TRECHO CITADO:
============================================================

Não há como falar de história política sem falar de ao menos metade da população e dos eleitores: as mulheres. No estudo da ONG Transparência Brasil, os jovens herdeiros com menos de 40 anos e no primeiro cargo eletivo compunham 70% da Câmara de Deputados. Quando o estudo focou na faixa etária de menos de 30, o percentual subiu para 78%. Além desse perfil de jovens herdeiros políticos, o impacto dos laços parentais é mais acentuado entre as mulheres – a frequência é de 58% na Câmara e no Senado chega a 91%. 

No Piauí, o historiador Ricardo Arraes aponta que as mulheres atualmente representam 1/3 da Assembleia Legislativa. Um desavisado pode achar que o Piauí é um exemplo de representação política feminina – no entanto, a história de cada uma delas revela uma herança política familiar. “Todas são esposas de prefeitos, deputados, senadores e do governador”, observa. “Elas não se inserem na política, elas são inseridas”.

Já para a cientista política Bárbara Johas, mesmo utilizando-se da herança política para lograr êxito nas eleições, a inserção das mulheres na política é um ponto positivo, uma vez que o patriarcado impõe certa resistência da população em votar em mulheres. Aproveitar-se dos laços familiares, portanto, pode ser uma estratégia para romper essas desigualdades nos espaços de poder.

A pesquisadora em gênero destaca ainda que, considerar a inserção da mulher na política motivada apenas pelo vínculo matrimonial – negando o protagonismo de políticas democraticamente eleitas – é uma forma de também reproduzir o machismo. “Não podemos afirmar que essas mulheres não têm autonomia nos seus mandatos e estão representando apenas seus companheiros, pois ninguém questiona se os filhos que também herdam essa cadeira política são apenas figurantes de seus pais”, compara. No mundo ideal, para ela, as não seriam impostas às mulheres tantas barreiras para ocupar cargos públicos – assim elas poderiam concorrer em igualdade com os homens.

============================================================

EXERCÍCIOS:
1: No trecho sobre mulheres na política, reescreva a parte de "Não há como" a "chega a 91%.", trocando "Senado" por "Senado Federal".
2: De acordo com o trecho sobre mulheres na política, que fração da Assembleia Legislativa do Piauí as mulheres representam atualmente?

DADOS FORNECIDOS:
============================================================

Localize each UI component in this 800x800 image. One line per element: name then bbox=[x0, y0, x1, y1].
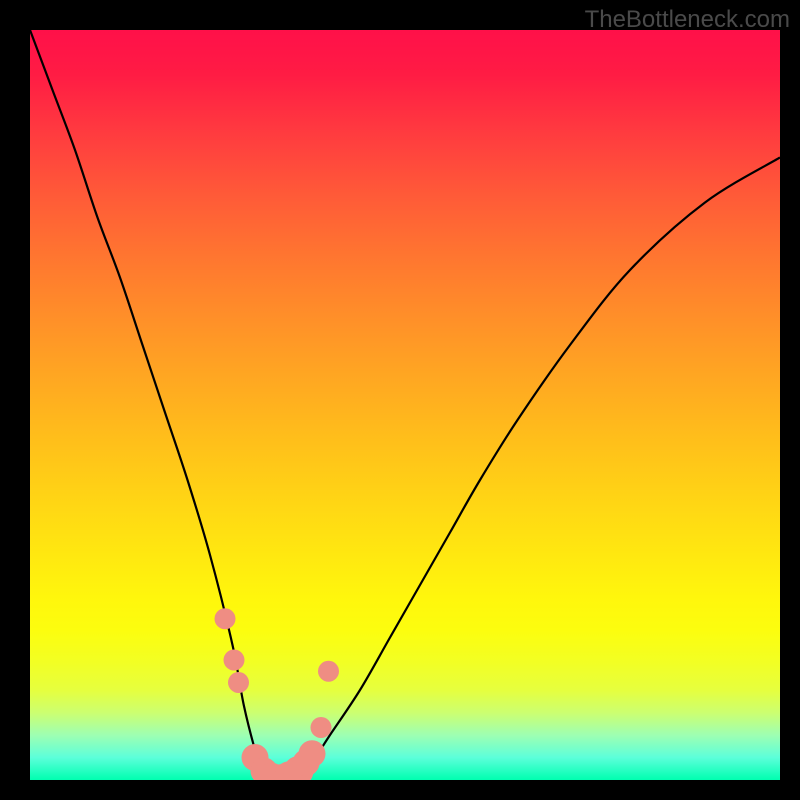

============================================================

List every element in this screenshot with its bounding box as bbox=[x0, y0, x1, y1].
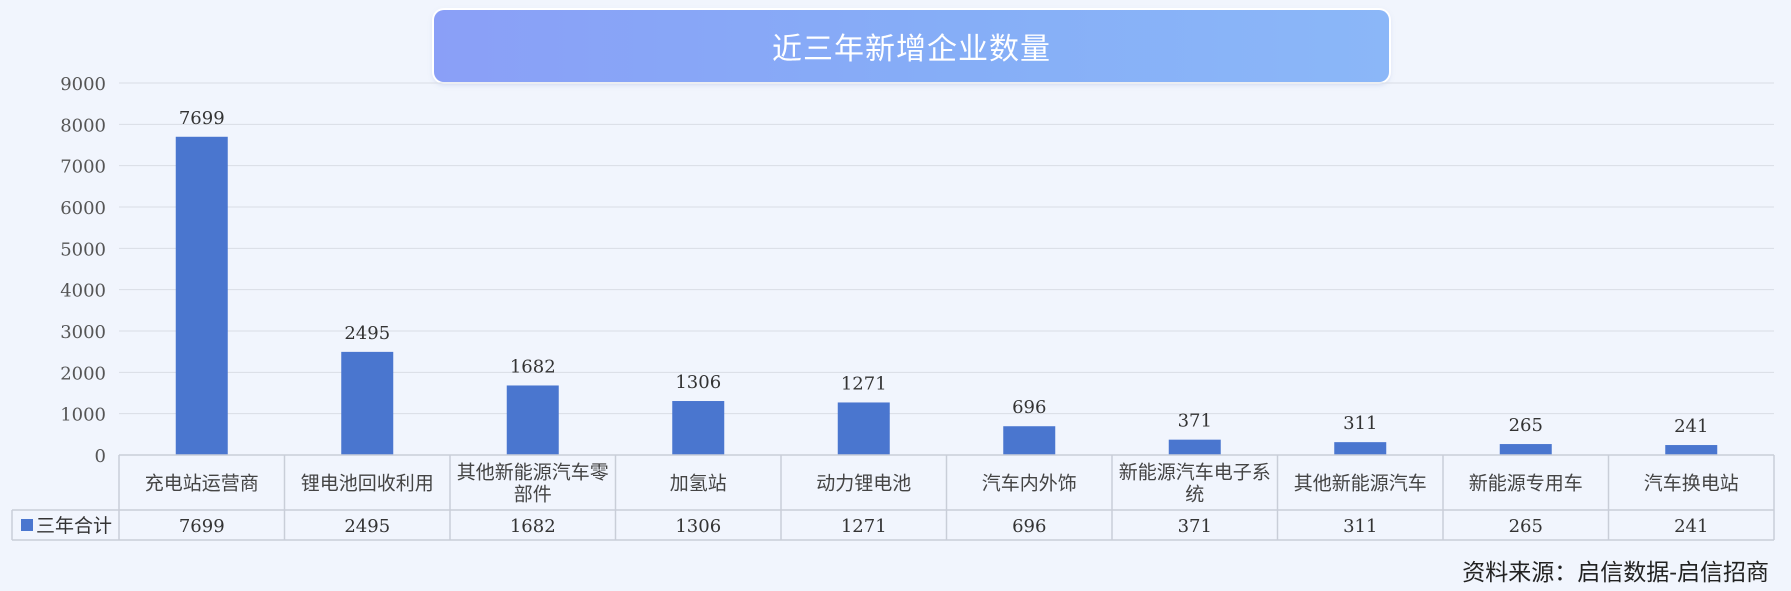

============================================================

RESPOSTAS:
1:
Não há como falar de história política sem falar de ao menos metade da população e dos eleitores: as mulheres. No estudo da ONG Transparência Brasil, os jovens herdeiros com menos de 40 anos e no primeiro cargo eletivo compunham 70% da Câmara de Deputados. Quando o estudo focou na faixa etária de menos de 30, o percentual subiu para 78%. Além desse perfil de jovens herdeiros políticos, o impacto dos laços parentais é mais acentuado entre as mulheres – a frequência é de 58% na Câmara e no Senado Federal chega a 91%.

2: Um terço (1/3).